**TEXT EXTRACT:**
==*==

Derive significance content from valence.

This is the key derivation: TSP is not stipulated, it FOLLOWS from positive valence + degree semantics.

Equations

• Semantics.Attitudes.Preferential.significanceFromValence Features.AttitudeValence.positive = Semantics.Attitudes.Preferential.SignificanceContent.desiredExists
• Semantics.Attitudes.Preferential.significanceFromValence Features.AttitudeValence.negative = Semantics.Attitudes.Preferential.SignificanceContent.threatIdentified

def Semantics.Attitudes.Preferential.SignificanceContent.yieldsTSP : SignificanceContent → Bool

Does this significance content yield TSP?

TSP = presupposition that ∃p ∈ C. μ(x,p) > θ(C). Only desiredExists has this form.

Equations

• Semantics.Attitudes.Preferential.SignificanceContent.desiredExists.yieldsTSP = true
• Semantics.Attitudes.Preferential.SignificanceContent.threatIdentified.yieldsTSP = false

def Semantics.Attitudes.Preferential.hasTSP (valence : AttitudeValence) : Bool

TSP distribution DERIVED from valence via significance presuppositions.

This theorem shows TSP is not stipulated — it follows from:

1. Degree predicates have significance presuppositions (Kennedy)
2. Significance content depends on valence (bouletic goals vs threats)
3. Only positive valence yields TSP-type significance

Equations

• Semantics.Attitudes.Preferential.hasTSP valence = (Semantics.Attitudes.Preferential.significanceFromValence valence).yieldsTSP

theorem Semantics.Attitudes.Preferential.positive_hasTSP : hasTSP Features.AttitudeValence.positive = true

Positive predicates have TSP.

theorem Semantics.Attitudes.Preferential.negative_lacks_TSP : hasTSP Features.AttitudeValence.negative = false

Negative predicates lack TSP.

def Semantics.Attitudes.Preferential.tspSatisfied {W : Type u_1} {E : Type u_2} (μ : PreferenceFunction W E) (θ : ThresholdFunction W) (agent : E) (C : AlternativeList W) : Bool

Check if TSP is satisfied for given parameters

Equations

• Semantics.Attitudes.Preferential.tspSatisfied μ θ agent C = List.any C fun (p : W → Bool) => decide (μ agent p > θ C)

def Semantics.Attitudes.Preferential.significancePresupSatisfied {W : Type u_1} {E : Type u_2} (valence : AttitudeValence) (μ : PreferenceFunction W E) (θ : ThresholdFunction W) (agent : E) (C : AlternativeList W) : Bool

The significance presupposition for a degree predicate.

For positive valence, this is exactly TSP. For negative valence, this is the weaker threat-identification condition.

Equations

• One or more equations did not get rendered due to their size.

==*==

**TASKS TO CARRY OUT:**
1. Do these statements agree with the text on TSP and valence? (a) Negative valence yields TSP. (b) For negative valence, the significance presupposition is a weaker condition of threat identification. (c) TSP is stipulated rather than derived. Answer yes or no for each, quoting the deciding words of the text.
2. Pick up the text on TSP and valence after its final line and keep it going.
The material that comes after this text plays no part in any task.

**PROVIDED DATA:**
==*==

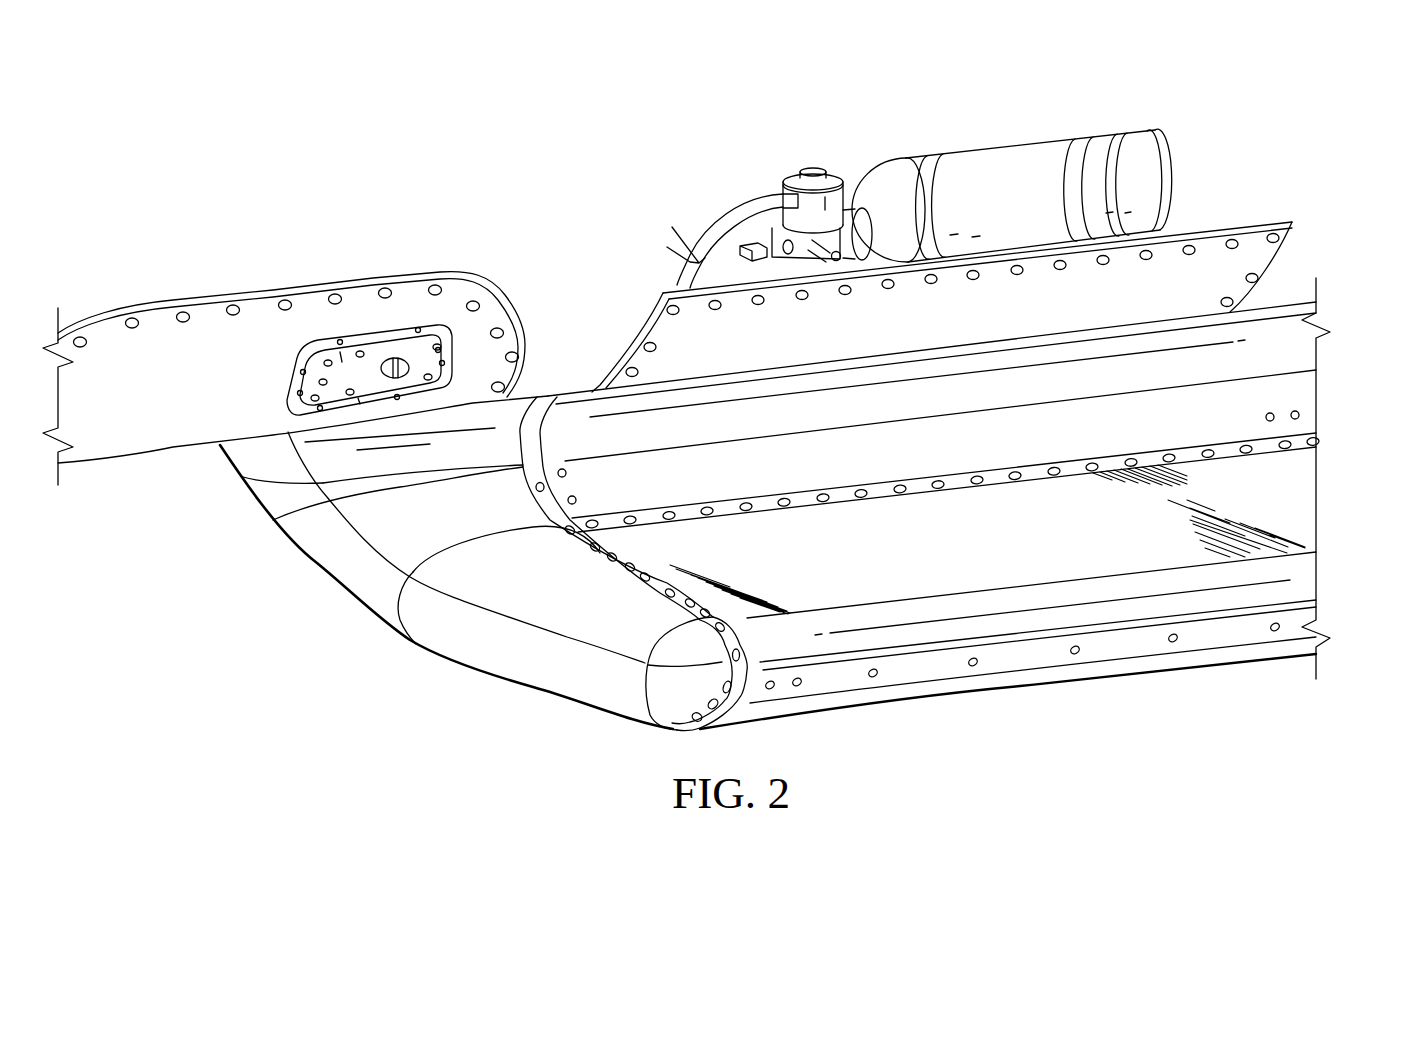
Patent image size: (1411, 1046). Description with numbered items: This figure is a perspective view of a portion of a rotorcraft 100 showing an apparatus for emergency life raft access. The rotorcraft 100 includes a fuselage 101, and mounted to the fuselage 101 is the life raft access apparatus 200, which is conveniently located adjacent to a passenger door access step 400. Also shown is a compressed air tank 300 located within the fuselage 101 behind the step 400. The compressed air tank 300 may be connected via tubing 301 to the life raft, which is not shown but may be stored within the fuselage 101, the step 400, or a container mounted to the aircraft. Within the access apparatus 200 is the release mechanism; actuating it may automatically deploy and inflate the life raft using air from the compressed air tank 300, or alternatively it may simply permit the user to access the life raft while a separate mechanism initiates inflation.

==*==

**IN RESPONSE:**
1.
(a) No: "Negative predicates lack TSP."
(b) Yes: "For negative valence, this is the weaker threat-identification condition."
(c) No: "TSP is not stipulated, it FOLLOWS from positive valence + degree semantics."

2.
structure Semantics.Attitudes.Preferential.PreferentialPredicate (W : Type u_1) (E : Type u_2) : Type (max u_1 u_2)

A preferential attitude predicate with explicit semantics.

Each predicate defines:

• propSemantics: ⟦x V p⟧(w, C)
• questionSemantics: ⟦x V Q⟧(w, C)

C-distributivity is then a PROVABLE property, not a stipulated field.

• name : String

  Name of the predicate

• veridical : Bool

  Is the predicate veridical? (NVPs are non-veridical by definition)

• valence : AttitudeValence

  Evaluative valence (positive/negative)

• μ : PreferenceFunction W E

  Preference function μ

• θ : ThresholdFunction W

  Threshold function θ

• propSemantics : E → (W → Bool) → AlternativeList W → Bool

  Propositional semantics: ⟦x V p⟧(C)

• questionSemantics : E → AlternativeList W → AlternativeList W → Bool

  Question semantics: ⟦x V Q⟧(C)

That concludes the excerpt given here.